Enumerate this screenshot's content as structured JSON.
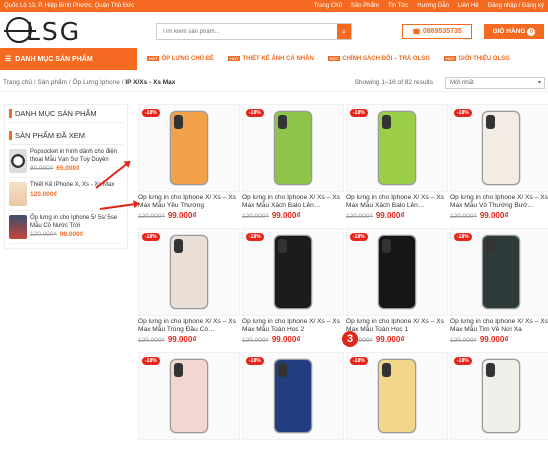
{
  "topbar": {
    "address": "Quốc Lộ 13, P. Hiệp Bình Phước, Quận Thủ Đức",
    "links": [
      "Trang Chủ",
      "Sản Phẩm",
      "Tin Tức",
      "Hướng Dẫn",
      "Liên Hệ",
      "Đăng nhập / Đăng ký"
    ]
  },
  "logo": "LSG",
  "search": {
    "placeholder": "Tìm kiếm sản phẩm..."
  },
  "phone": "0889535735",
  "cart": {
    "label": "GIỎ HÀNG",
    "count": "0"
  },
  "nav": {
    "category_button": "DANH MỤC SẢN PHẨM",
    "items": [
      "ỐP LƯNG CHỦ ĐỀ",
      "THIẾT KẾ ẢNH CÁ NHÂN",
      "CHÍNH SÁCH ĐỔI – TRẢ OLSG",
      "GIỚI THIỆU OLSG"
    ],
    "tag": "HOT"
  },
  "breadcrumb": {
    "items": [
      "Trang chủ",
      "Sản phẩm",
      "Ốp Lưng Iphone"
    ],
    "current": "IP X/Xs - Xs Max"
  },
  "showing": "Showing 1–16 of 82 results",
  "sort": "Mới nhất",
  "sidebar": {
    "category_title": "DANH MỤC SẢN PHẨM",
    "viewed_title": "SẢN PHẨM ĐÃ XEM",
    "viewed": [
      {
        "name": "Popsocket in hình dành cho điện thoại Mẫu Vạn Sự Tuỳ Duyên",
        "old": "80.000₫",
        "price": "65.000₫"
      },
      {
        "name": "Thiết Kế IPhone X, Xs - Xs Max",
        "old": "",
        "price": "120.000₫"
      },
      {
        "name": "Ốp lưng in cho Iphone 5/ 5s/ 5se Mẫu Cỏ Nước Trời",
        "old": "120.000₫",
        "price": "99.000₫"
      }
    ]
  },
  "products": [
    {
      "badge": "-18%",
      "name": "Ốp lưng in cho Iphone X/ Xs – Xs Max Mẫu Yêu Thương",
      "old": "120.000₫",
      "price": "99.000₫",
      "color": "#f4a24a"
    },
    {
      "badge": "-18%",
      "name": "Ốp lưng in cho Iphone X/ Xs – Xs Max Mẫu Xách Balo Lên…",
      "old": "120.000₫",
      "price": "99.000₫",
      "color": "#8fc44a"
    },
    {
      "badge": "-18%",
      "name": "Ốp lưng in cho Iphone X/ Xs – Xs Max Mẫu Xách Balo Lên…",
      "old": "120.000₫",
      "price": "99.000₫",
      "color": "#9ccf48"
    },
    {
      "badge": "-18%",
      "name": "Ốp lưng in cho Iphone X/ Xs – Xs Max Mẫu Vô Thường Bướ…",
      "old": "120.000₫",
      "price": "99.000₫",
      "color": "#f2ece4"
    },
    {
      "badge": "-18%",
      "name": "Ốp lưng in cho Iphone X/ Xs – Xs Max Mẫu Trong Đầu Có…",
      "old": "120.000₫",
      "price": "99.000₫",
      "color": "#eadfd6"
    },
    {
      "badge": "-18%",
      "name": "Ốp lưng in cho Iphone X/ Xs – Xs Max Mẫu Toán Học 2",
      "old": "120.000₫",
      "price": "99.000₫",
      "color": "#1c1c1c"
    },
    {
      "badge": "-18%",
      "name": "Ốp lưng in cho Iphone X/ Xs – Xs Max Mẫu Toán Học 1",
      "old": "120.000₫",
      "price": "99.000₫",
      "color": "#161616"
    },
    {
      "badge": "-18%",
      "name": "Ốp lưng in cho Iphone X/ Xs – Xs Max Mẫu Tim Về Nơi Xa",
      "old": "120.000₫",
      "price": "99.000₫",
      "color": "#2d3c3a"
    },
    {
      "badge": "-18%",
      "name": "",
      "old": "",
      "price": "",
      "color": "#f1d7cf"
    },
    {
      "badge": "-18%",
      "name": "",
      "old": "",
      "price": "",
      "color": "#233e80"
    },
    {
      "badge": "-18%",
      "name": "",
      "old": "",
      "price": "",
      "color": "#f4d58c"
    },
    {
      "badge": "-18%",
      "name": "",
      "old": "",
      "price": "",
      "color": "#eef0ea"
    }
  ],
  "annotation_number": "3"
}
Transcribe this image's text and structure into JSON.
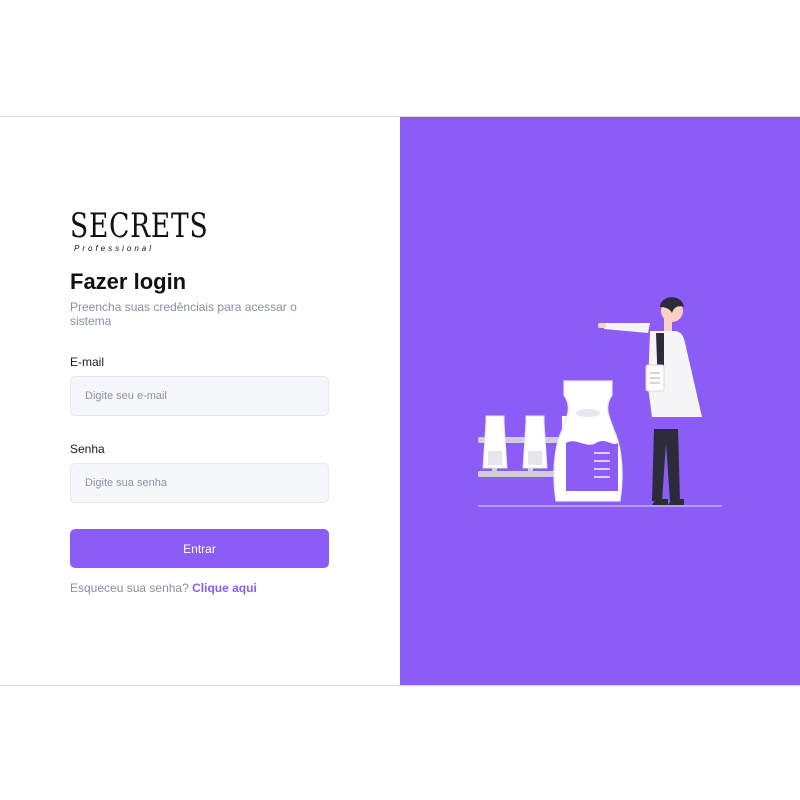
{
  "logo": {
    "word": "SECRETS",
    "sub": "Professional"
  },
  "login": {
    "title": "Fazer login",
    "subtitle": "Preencha suas credênciais para acessar o sistema",
    "email_label": "E-mail",
    "email_placeholder": "Digite seu e-mail",
    "password_label": "Senha",
    "password_placeholder": "Digite sua senha",
    "submit_label": "Entrar",
    "forgot_text": "Esqueceu sua senha?",
    "forgot_link": "Clique aqui"
  },
  "colors": {
    "accent": "#8b5cf6",
    "input_bg": "#f6f7fb",
    "muted_text": "#8a8fa3"
  },
  "illustration": {
    "icon": "scientist-lab-illustration"
  }
}
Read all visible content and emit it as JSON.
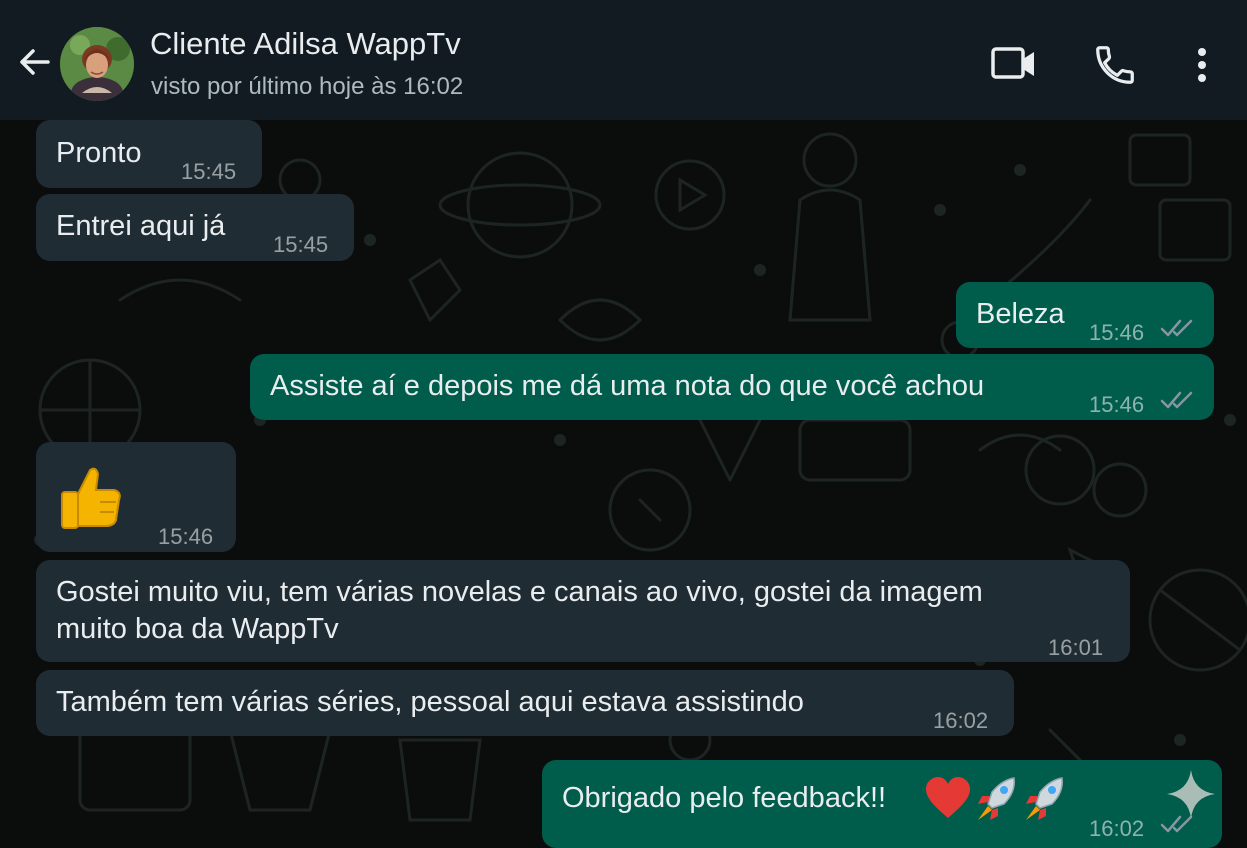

* **What you are asked to do**
Each line that has the word "this" should be copied.

* **Solution below**
Enumerate this screenshot's content as structured JSON.
Transcribe this image's text and structure into JSON.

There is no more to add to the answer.